[Stored records]

-----

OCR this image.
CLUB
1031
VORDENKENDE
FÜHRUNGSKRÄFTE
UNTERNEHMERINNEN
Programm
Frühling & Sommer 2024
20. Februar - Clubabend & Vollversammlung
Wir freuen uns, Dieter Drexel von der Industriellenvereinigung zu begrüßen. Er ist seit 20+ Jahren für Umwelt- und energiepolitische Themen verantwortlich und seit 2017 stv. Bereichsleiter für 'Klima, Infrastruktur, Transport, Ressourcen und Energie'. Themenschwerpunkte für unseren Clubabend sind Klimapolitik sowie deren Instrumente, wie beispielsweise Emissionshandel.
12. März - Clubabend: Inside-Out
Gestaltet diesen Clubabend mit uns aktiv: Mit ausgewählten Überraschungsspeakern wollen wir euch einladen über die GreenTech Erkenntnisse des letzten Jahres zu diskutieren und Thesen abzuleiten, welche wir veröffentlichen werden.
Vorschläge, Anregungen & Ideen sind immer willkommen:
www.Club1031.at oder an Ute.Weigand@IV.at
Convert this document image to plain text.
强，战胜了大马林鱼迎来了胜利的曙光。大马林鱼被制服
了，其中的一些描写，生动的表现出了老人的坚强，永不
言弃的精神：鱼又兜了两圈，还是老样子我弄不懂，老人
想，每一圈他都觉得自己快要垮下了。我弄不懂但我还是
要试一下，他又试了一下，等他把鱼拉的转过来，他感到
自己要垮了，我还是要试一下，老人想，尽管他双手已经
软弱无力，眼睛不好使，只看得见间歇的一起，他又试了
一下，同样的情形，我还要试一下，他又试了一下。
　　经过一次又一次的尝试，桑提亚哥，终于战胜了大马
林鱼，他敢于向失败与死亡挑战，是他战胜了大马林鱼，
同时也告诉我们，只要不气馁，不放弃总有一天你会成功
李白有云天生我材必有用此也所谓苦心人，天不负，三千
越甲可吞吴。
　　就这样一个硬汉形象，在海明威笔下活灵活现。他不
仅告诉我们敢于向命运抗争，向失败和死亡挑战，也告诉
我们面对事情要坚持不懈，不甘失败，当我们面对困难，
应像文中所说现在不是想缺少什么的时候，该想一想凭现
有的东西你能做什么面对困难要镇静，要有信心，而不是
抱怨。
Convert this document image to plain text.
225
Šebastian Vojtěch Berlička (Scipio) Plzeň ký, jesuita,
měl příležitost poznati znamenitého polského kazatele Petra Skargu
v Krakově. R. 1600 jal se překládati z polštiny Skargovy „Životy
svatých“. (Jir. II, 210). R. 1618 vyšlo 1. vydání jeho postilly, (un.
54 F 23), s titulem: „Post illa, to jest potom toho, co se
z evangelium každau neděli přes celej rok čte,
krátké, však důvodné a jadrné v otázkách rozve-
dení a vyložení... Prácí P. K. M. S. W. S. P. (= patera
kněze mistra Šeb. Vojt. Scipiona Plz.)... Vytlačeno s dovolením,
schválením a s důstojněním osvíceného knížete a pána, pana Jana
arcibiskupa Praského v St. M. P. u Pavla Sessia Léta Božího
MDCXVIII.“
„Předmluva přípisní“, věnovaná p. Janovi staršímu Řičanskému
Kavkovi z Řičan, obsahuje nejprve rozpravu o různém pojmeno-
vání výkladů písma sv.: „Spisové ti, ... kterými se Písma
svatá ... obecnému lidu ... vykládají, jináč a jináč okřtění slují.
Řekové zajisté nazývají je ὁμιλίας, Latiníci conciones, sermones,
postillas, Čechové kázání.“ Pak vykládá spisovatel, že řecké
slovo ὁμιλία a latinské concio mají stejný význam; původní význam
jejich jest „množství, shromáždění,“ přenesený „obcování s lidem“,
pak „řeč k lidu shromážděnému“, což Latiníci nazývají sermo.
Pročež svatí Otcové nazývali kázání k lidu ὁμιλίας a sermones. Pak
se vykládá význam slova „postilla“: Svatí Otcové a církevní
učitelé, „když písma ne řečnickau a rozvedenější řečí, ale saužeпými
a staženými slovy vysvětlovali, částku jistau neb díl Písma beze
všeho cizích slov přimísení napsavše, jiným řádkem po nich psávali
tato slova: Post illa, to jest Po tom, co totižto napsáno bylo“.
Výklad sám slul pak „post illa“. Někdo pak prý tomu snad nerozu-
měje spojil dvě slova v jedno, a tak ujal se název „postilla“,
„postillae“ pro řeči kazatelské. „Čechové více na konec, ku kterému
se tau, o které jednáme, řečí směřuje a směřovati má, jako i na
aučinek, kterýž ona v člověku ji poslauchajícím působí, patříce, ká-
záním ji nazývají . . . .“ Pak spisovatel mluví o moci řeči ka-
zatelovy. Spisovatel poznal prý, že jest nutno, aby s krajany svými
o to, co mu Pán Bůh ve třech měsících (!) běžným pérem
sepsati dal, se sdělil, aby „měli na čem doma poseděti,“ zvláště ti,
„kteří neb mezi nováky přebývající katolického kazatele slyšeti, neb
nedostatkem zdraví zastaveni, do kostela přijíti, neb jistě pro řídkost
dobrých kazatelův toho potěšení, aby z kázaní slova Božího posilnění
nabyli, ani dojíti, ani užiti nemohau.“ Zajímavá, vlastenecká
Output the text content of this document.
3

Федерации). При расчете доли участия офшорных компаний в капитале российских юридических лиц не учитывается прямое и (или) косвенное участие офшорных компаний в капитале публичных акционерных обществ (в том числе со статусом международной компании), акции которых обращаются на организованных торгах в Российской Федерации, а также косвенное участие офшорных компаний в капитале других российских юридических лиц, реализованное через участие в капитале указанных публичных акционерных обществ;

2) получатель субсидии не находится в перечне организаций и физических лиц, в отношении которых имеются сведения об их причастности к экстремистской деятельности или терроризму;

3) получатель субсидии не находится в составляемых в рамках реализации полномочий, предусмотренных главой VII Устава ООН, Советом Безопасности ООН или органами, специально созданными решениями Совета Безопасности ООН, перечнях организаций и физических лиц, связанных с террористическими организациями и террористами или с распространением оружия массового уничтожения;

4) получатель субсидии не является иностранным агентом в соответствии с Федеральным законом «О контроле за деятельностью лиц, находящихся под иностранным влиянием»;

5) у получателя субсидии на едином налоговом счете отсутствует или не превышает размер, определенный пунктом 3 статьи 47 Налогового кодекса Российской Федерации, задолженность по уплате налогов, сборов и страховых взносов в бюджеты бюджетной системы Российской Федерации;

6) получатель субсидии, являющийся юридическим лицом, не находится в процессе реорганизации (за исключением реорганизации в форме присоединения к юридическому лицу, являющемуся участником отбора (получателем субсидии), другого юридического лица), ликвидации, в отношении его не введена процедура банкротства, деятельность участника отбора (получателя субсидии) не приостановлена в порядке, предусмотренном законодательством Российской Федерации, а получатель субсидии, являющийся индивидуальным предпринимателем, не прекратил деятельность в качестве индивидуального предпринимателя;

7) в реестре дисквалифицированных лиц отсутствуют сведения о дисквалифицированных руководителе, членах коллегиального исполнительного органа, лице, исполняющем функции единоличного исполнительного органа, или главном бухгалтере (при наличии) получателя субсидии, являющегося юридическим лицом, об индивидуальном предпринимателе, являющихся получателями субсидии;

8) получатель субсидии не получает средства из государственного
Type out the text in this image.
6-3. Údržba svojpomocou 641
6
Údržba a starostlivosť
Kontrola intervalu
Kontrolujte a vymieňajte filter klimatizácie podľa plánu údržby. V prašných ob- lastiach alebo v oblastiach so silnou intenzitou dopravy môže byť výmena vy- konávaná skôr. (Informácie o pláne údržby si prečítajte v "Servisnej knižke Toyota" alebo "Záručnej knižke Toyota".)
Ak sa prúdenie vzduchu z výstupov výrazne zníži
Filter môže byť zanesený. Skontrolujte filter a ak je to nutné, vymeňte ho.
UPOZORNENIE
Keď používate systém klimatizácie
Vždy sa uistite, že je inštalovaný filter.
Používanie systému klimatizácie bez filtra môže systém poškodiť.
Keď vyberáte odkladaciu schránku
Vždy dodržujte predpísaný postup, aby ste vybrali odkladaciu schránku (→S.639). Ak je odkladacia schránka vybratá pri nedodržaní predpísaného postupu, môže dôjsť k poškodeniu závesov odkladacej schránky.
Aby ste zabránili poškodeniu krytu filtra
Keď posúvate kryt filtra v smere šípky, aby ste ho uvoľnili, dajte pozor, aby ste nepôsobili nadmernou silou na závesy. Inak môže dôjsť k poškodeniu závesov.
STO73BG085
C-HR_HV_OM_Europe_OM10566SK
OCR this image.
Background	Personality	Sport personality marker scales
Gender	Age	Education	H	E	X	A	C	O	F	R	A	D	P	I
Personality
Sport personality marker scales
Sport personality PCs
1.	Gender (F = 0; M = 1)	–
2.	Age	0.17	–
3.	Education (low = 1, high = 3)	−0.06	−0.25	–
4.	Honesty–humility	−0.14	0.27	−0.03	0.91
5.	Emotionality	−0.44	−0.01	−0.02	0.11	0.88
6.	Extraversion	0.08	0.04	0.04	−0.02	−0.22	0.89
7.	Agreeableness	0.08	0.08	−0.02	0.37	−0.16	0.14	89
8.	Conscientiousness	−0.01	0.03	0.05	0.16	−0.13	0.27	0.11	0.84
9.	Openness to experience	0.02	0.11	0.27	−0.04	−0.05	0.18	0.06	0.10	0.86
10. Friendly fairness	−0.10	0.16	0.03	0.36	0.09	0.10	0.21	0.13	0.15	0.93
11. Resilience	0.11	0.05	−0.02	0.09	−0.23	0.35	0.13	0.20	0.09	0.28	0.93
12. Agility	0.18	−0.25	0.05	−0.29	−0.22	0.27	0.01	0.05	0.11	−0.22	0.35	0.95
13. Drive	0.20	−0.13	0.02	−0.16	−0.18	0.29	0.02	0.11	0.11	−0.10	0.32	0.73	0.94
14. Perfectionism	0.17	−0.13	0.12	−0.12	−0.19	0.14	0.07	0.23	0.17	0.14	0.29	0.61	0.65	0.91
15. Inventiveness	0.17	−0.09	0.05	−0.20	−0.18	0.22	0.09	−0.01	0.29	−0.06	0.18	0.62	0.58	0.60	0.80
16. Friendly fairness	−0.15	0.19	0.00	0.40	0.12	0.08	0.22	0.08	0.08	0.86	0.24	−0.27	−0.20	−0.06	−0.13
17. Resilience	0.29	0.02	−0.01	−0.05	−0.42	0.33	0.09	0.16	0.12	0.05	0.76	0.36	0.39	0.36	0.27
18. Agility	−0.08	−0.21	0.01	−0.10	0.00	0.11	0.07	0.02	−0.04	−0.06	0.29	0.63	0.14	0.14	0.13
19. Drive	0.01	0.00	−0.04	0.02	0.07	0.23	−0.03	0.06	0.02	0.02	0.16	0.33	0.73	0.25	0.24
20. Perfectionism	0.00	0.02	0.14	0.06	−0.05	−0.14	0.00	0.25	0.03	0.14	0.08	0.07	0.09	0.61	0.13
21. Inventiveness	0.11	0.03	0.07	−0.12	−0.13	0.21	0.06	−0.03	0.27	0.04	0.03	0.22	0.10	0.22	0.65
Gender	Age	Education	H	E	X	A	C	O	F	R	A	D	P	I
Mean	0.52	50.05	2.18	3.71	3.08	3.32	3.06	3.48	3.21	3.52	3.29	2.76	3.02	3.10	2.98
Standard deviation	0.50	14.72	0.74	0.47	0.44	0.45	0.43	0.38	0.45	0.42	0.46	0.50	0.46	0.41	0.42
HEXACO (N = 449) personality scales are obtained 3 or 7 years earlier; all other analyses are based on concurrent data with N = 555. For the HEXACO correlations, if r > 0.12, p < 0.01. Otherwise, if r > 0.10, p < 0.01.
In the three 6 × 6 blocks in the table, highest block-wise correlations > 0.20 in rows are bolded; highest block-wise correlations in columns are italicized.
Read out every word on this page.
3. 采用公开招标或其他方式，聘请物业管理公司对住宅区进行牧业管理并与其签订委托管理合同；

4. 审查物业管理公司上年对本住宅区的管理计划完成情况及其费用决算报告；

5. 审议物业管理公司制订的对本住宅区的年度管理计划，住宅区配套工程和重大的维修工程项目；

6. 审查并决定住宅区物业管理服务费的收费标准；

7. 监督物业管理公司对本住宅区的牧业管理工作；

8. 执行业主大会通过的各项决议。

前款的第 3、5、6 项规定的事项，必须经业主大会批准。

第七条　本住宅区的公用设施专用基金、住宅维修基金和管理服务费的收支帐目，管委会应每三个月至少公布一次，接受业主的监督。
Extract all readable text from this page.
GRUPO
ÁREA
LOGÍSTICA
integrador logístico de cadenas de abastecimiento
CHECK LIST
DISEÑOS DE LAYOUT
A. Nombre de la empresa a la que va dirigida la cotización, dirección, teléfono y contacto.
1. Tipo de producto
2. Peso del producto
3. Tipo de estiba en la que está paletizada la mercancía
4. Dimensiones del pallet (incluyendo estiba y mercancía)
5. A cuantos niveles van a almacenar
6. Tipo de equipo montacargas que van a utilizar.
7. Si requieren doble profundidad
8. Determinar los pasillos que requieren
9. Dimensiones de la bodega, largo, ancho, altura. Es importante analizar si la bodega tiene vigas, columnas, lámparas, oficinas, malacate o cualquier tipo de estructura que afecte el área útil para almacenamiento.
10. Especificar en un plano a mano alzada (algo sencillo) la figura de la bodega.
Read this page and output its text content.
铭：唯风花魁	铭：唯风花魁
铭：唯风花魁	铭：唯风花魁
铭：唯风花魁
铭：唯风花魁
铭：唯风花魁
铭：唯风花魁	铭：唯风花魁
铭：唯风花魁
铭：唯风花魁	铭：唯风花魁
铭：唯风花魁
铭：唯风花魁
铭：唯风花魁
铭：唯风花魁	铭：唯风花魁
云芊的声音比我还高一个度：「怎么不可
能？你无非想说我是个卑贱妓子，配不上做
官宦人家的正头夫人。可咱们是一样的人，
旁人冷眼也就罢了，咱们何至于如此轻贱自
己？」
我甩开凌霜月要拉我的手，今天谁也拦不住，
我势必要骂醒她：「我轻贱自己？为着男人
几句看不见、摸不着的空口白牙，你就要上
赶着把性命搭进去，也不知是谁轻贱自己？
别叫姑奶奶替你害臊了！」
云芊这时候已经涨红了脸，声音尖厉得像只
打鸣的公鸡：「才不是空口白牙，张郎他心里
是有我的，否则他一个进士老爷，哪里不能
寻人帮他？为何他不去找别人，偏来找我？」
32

-----

Note each line of the entries that has "Latiníci" in it, and copy those lines.

Řekové zajisté nazývají je ὁμιλίας, Latiníci conciones, sermones,
pak „řeč k lidu shromážděnému“, což Latiníci nazývají sermo.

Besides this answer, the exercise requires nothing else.